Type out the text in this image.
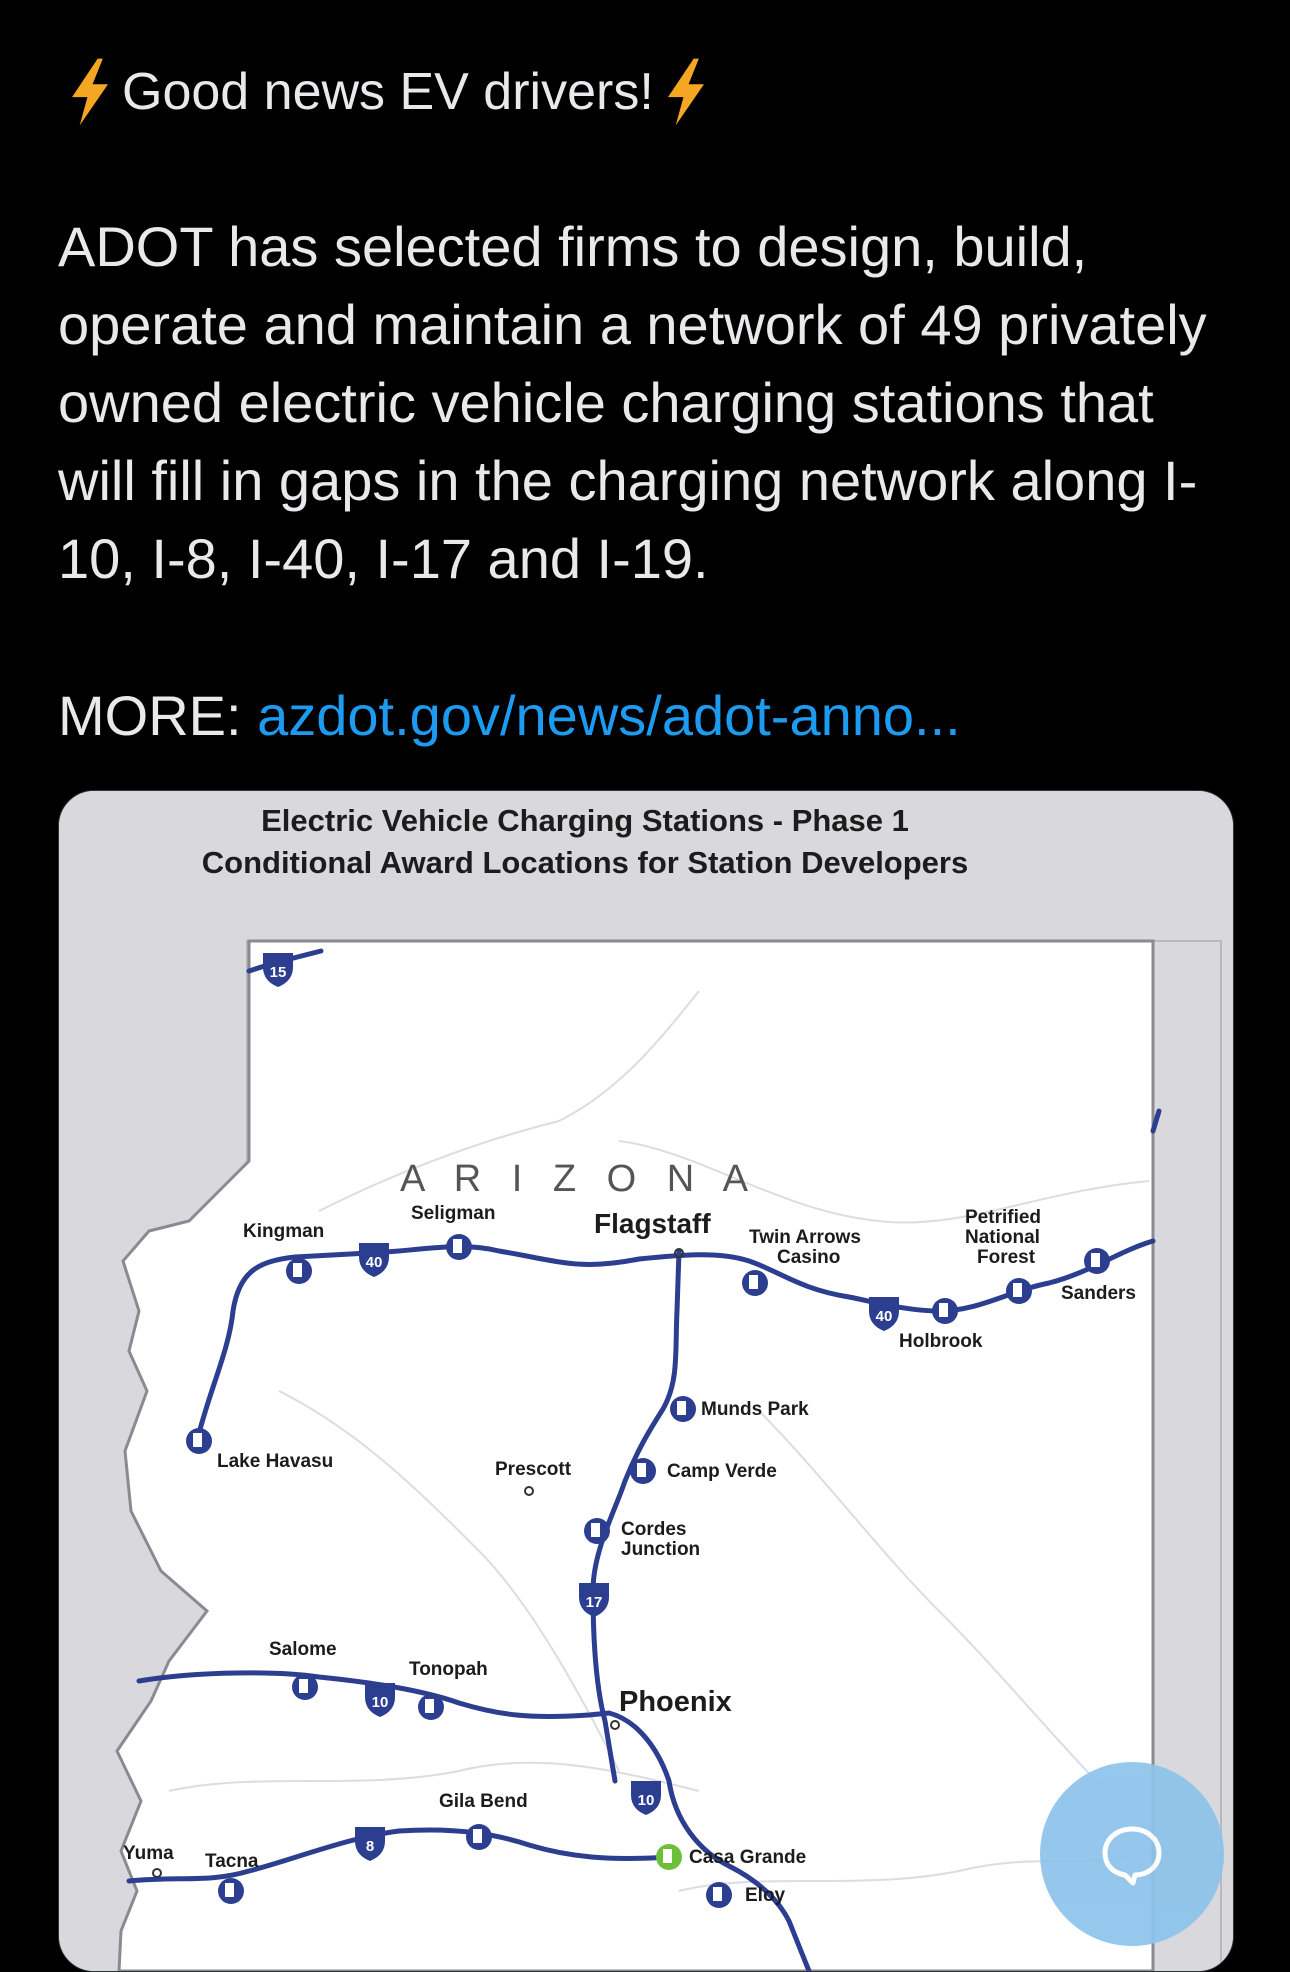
Good news EV drivers!
ADOT has selected firms to design, build, operate and maintain a network of 49 privately owned electric vehicle charging stations that will fill in gaps in the charging network along I-10, I-8, I-40, I-17 and I-19.
MORE: azdot.gov/news/adot-anno...
Electric Vehicle Charging Stations - Phase 1
Conditional Award Locations for Station Developers
A R I Z O N A
15
40
40
17
10
10
8
Kingman
Seligman	Flagstaff Twin Arrows
Casino
Petrified
National
Forest
Sanders
Holbrook
Munds Park
Lake Havasu	Prescott	Camp Verde
Cordes
Junction
Salome
Tonopah
Phoenix
Gila Bend
Yuma Tacna	Casa Grande
Eloy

TO BE DONE ▸ Find all lines holding the string "news" and copy them.

TASK RESULT ▸
Good news EV drivers!
MORE: azdot.gov/news/adot-anno...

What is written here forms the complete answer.